(Exercise aim)
Write out all of the records precisely. Skip anything that is a picture.

-- START OF Records for processing --

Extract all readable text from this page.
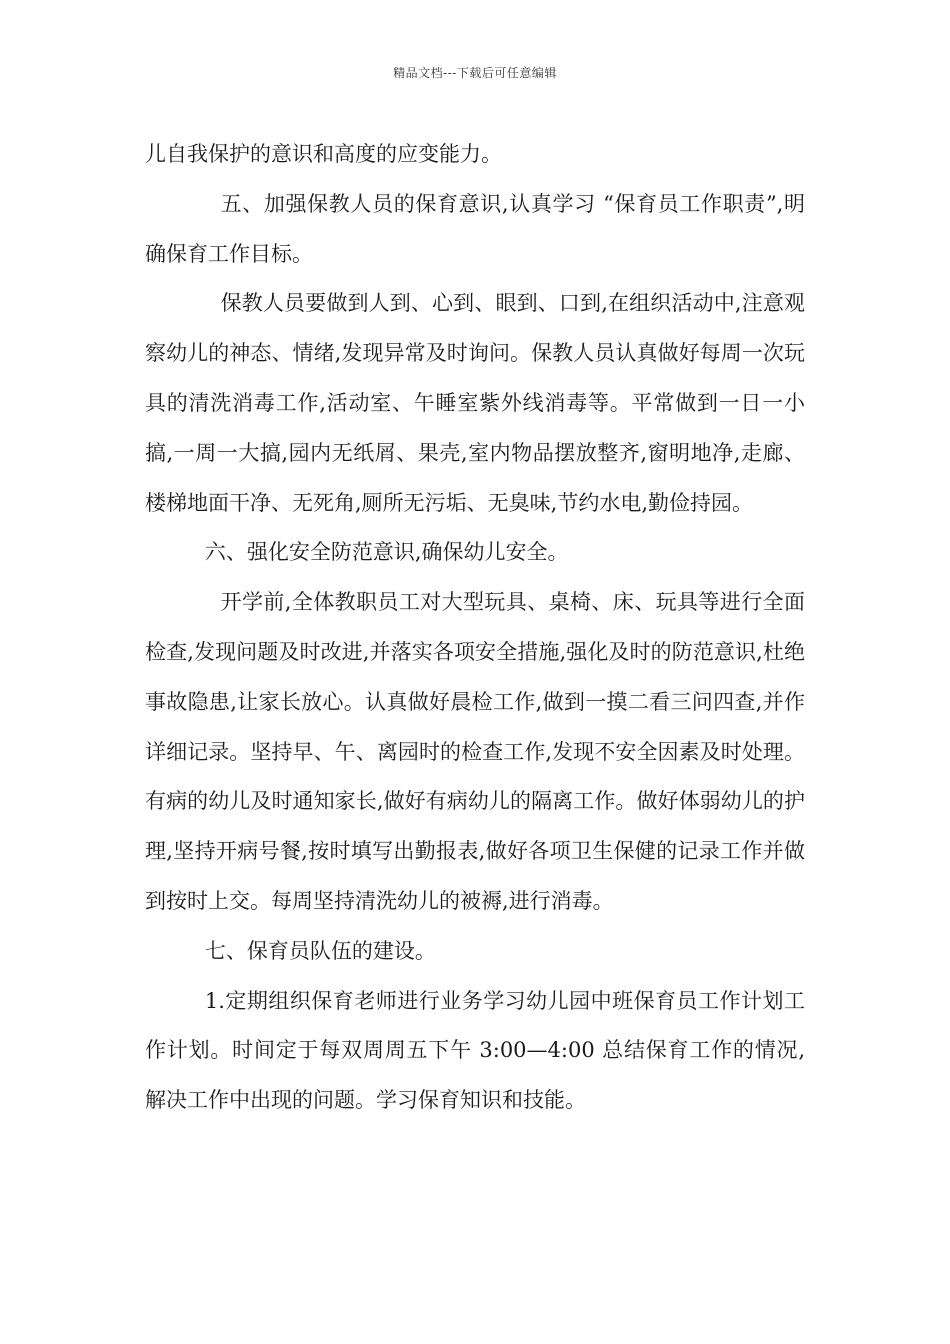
精品文档---下载后可任意编辑

儿自我保护的意识和高度的应变能力。

五、加强保教人员的保育意识,认真学习 “保育员工作职责”,明确保育工作目标。

保教人员要做到人到、心到、眼到、口到,在组织活动中,注意观察幼儿的神态、情绪,发现异常及时询问。保教人员认真做好每周一次玩具的清洗消毒工作,活动室、午睡室紫外线消毒等。平常做到一日一小搞,一周一大搞,园内无纸屑、果壳,室内物品摆放整齐,窗明地净,走廊、楼梯地面干净、无死角,厕所无污垢、无臭味,节约水电,勤俭持园。

六、强化安全防范意识,确保幼儿安全。

开学前,全体教职员工对大型玩具、桌椅、床、玩具等进行全面检查,发现问题及时改进,并落实各项安全措施,强化及时的防范意识,杜绝事故隐患,让家长放心。认真做好晨检工作,做到一摸二看三问四查,并作详细记录。坚持早、午、离园时的检查工作,发现不安全因素及时处理。有病的幼儿及时通知家长,做好有病幼儿的隔离工作。做好体弱幼儿的护理,坚持开病号餐,按时填写出勤报表,做好各项卫生保健的记录工作并做到按时上交。每周坚持清洗幼儿的被褥,进行消毒。

七、保育员队伍的建设。

1.定期组织保育老师进行业务学习幼儿园中班保育员工作计划工作计划。时间定于每双周周五下午 3:00—4:00 总结保育工作的情况,解决工作中出现的问题。学习保育知识和技能。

-- END OF Records for processing --

(Finished answer)
Extract all readable text from this page.
精品文档---下载后可任意编辑

儿自我保护的意识和高度的应变能力。

五、加强保教人员的保育意识,认真学习 “保育员工作职责”,明确保育工作目标。

保教人员要做到人到、心到、眼到、口到,在组织活动中,注意观察幼儿的神态、情绪,发现异常及时询问。保教人员认真做好每周一次玩具的清洗消毒工作,活动室、午睡室紫外线消毒等。平常做到一日一小搞,一周一大搞,园内无纸屑、果壳,室内物品摆放整齐,窗明地净,走廊、楼梯地面干净、无死角,厕所无污垢、无臭味,节约水电,勤俭持园。

六、强化安全防范意识,确保幼儿安全。

开学前,全体教职员工对大型玩具、桌椅、床、玩具等进行全面检查,发现问题及时改进,并落实各项安全措施,强化及时的防范意识,杜绝事故隐患,让家长放心。认真做好晨检工作,做到一摸二看三问四查,并作详细记录。坚持早、午、离园时的检查工作,发现不安全因素及时处理。有病的幼儿及时通知家长,做好有病幼儿的隔离工作。做好体弱幼儿的护理,坚持开病号餐,按时填写出勤报表,做好各项卫生保健的记录工作并做到按时上交。每周坚持清洗幼儿的被褥,进行消毒。

七、保育员队伍的建设。

1.定期组织保育老师进行业务学习幼儿园中班保育员工作计划工作计划。时间定于每双周周五下午 3:00—4:00 总结保育工作的情况,解决工作中出现的问题。学习保育知识和技能。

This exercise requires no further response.